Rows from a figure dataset
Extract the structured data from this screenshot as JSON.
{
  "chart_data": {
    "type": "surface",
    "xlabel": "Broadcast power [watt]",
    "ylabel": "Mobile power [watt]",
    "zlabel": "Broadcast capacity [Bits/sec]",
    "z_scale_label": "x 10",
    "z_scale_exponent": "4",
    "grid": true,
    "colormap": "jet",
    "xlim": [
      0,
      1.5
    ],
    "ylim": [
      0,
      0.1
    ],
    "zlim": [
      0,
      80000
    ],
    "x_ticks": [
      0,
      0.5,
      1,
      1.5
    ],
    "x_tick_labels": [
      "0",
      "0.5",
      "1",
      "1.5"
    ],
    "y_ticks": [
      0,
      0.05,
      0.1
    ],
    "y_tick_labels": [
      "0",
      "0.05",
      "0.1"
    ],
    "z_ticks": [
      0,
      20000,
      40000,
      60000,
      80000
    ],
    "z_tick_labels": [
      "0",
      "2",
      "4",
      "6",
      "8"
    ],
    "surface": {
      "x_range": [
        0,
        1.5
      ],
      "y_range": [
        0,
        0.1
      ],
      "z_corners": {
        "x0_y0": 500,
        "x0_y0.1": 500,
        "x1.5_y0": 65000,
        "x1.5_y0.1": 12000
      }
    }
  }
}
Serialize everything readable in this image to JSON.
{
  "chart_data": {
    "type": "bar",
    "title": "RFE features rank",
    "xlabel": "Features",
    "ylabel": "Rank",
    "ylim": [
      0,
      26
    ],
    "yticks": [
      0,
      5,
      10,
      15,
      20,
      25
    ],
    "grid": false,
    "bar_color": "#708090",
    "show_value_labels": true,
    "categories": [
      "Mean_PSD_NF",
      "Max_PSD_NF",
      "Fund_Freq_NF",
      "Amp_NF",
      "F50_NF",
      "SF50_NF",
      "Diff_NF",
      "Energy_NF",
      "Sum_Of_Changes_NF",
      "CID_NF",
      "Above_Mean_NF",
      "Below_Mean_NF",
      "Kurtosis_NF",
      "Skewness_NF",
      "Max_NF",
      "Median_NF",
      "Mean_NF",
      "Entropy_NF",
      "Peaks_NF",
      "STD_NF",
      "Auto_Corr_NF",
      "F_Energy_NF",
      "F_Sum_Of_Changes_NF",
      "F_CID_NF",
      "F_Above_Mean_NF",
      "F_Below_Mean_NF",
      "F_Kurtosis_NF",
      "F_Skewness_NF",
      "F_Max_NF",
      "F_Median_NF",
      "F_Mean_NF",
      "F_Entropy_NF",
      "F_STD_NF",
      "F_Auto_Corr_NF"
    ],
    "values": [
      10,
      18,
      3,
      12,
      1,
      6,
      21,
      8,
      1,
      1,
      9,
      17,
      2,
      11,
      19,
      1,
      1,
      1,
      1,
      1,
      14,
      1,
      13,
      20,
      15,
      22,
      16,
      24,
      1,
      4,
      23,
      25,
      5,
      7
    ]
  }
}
* * *
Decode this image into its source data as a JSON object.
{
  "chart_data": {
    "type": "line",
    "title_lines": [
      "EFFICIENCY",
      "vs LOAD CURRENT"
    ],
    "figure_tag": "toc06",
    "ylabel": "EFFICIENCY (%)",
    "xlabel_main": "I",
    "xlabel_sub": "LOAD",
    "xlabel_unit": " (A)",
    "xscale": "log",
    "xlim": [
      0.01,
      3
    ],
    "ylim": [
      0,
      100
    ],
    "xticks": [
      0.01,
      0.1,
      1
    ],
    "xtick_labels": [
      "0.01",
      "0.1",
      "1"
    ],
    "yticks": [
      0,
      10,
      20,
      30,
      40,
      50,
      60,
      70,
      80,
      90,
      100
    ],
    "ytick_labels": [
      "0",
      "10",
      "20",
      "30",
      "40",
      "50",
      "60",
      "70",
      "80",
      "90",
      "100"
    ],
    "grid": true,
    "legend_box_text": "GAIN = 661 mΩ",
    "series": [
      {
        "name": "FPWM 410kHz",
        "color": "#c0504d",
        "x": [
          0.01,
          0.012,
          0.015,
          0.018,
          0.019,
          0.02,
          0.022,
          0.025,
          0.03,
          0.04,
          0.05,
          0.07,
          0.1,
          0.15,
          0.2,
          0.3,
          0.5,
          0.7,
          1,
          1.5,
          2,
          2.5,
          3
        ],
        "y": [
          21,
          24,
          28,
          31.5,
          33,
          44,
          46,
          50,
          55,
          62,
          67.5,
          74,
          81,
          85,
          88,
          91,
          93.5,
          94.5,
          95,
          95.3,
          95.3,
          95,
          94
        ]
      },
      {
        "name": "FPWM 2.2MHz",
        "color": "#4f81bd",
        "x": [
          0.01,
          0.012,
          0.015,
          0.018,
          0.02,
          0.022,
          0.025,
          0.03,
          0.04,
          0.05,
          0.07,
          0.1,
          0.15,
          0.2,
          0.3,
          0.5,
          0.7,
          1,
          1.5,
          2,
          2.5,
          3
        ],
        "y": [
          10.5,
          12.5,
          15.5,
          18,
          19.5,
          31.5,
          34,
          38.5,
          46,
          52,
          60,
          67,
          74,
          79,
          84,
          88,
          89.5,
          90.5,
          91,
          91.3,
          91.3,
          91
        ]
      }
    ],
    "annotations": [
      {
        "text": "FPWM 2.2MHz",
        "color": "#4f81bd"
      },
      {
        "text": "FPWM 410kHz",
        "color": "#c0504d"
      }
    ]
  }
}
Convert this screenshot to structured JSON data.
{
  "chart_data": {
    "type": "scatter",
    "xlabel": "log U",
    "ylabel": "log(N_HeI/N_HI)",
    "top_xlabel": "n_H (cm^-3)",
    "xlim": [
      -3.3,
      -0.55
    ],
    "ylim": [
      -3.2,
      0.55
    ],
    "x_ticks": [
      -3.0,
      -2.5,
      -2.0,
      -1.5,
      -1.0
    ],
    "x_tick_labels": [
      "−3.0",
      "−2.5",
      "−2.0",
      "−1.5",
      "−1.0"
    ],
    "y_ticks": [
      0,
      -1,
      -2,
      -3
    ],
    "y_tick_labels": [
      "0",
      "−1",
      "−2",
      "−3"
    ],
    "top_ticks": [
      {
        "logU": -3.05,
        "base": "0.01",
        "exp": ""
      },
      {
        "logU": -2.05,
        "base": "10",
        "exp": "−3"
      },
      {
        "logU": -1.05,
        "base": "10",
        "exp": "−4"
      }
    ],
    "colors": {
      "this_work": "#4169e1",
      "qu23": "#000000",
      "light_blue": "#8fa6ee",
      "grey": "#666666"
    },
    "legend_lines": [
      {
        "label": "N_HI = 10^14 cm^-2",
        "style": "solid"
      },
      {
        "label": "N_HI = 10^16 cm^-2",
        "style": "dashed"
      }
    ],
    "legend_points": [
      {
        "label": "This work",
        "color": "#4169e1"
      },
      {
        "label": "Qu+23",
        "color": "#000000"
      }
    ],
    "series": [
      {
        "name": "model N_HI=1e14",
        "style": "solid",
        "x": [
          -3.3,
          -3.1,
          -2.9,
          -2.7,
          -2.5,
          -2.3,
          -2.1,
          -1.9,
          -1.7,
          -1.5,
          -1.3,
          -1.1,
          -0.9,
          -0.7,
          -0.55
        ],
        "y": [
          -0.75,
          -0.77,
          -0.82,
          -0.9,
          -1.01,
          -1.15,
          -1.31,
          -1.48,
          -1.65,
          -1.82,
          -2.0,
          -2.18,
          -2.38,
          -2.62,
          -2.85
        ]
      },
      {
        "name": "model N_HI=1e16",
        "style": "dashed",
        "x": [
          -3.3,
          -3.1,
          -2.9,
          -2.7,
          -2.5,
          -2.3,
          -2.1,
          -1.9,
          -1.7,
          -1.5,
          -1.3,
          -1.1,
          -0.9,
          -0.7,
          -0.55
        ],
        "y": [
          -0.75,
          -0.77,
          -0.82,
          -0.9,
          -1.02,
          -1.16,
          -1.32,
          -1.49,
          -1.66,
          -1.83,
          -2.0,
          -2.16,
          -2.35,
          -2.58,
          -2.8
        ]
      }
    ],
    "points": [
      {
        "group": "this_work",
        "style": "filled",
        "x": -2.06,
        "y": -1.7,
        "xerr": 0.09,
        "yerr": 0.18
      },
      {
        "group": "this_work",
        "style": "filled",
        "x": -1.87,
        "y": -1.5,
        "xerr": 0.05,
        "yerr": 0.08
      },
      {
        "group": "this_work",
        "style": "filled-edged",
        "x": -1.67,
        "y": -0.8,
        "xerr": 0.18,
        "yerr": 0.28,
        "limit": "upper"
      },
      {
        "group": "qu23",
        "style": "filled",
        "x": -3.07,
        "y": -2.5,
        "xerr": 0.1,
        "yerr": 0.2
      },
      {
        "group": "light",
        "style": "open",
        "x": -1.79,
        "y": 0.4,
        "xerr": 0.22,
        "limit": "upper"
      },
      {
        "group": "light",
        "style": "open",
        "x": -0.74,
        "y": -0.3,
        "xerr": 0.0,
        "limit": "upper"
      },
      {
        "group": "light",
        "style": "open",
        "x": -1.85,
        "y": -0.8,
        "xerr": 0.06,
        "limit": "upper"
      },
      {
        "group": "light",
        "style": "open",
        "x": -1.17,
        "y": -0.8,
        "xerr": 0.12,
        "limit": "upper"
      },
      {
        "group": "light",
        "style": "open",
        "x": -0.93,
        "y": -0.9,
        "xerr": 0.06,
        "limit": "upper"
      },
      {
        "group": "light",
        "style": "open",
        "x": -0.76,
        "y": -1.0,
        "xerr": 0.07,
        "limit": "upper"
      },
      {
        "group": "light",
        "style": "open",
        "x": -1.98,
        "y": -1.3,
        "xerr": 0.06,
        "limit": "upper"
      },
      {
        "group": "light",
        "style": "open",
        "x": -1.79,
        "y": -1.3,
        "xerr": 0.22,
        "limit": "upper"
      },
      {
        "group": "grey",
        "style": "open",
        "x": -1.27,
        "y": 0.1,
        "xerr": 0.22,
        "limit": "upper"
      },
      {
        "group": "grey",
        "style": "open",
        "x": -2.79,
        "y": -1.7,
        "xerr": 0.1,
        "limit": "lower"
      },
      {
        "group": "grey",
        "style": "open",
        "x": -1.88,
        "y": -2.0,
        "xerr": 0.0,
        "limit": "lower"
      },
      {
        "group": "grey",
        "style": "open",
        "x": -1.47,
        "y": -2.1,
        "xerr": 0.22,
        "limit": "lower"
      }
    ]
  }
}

• What the task requires: Tally up the lines of the listing containing the word "name". Give only the total.

• Solution below: 4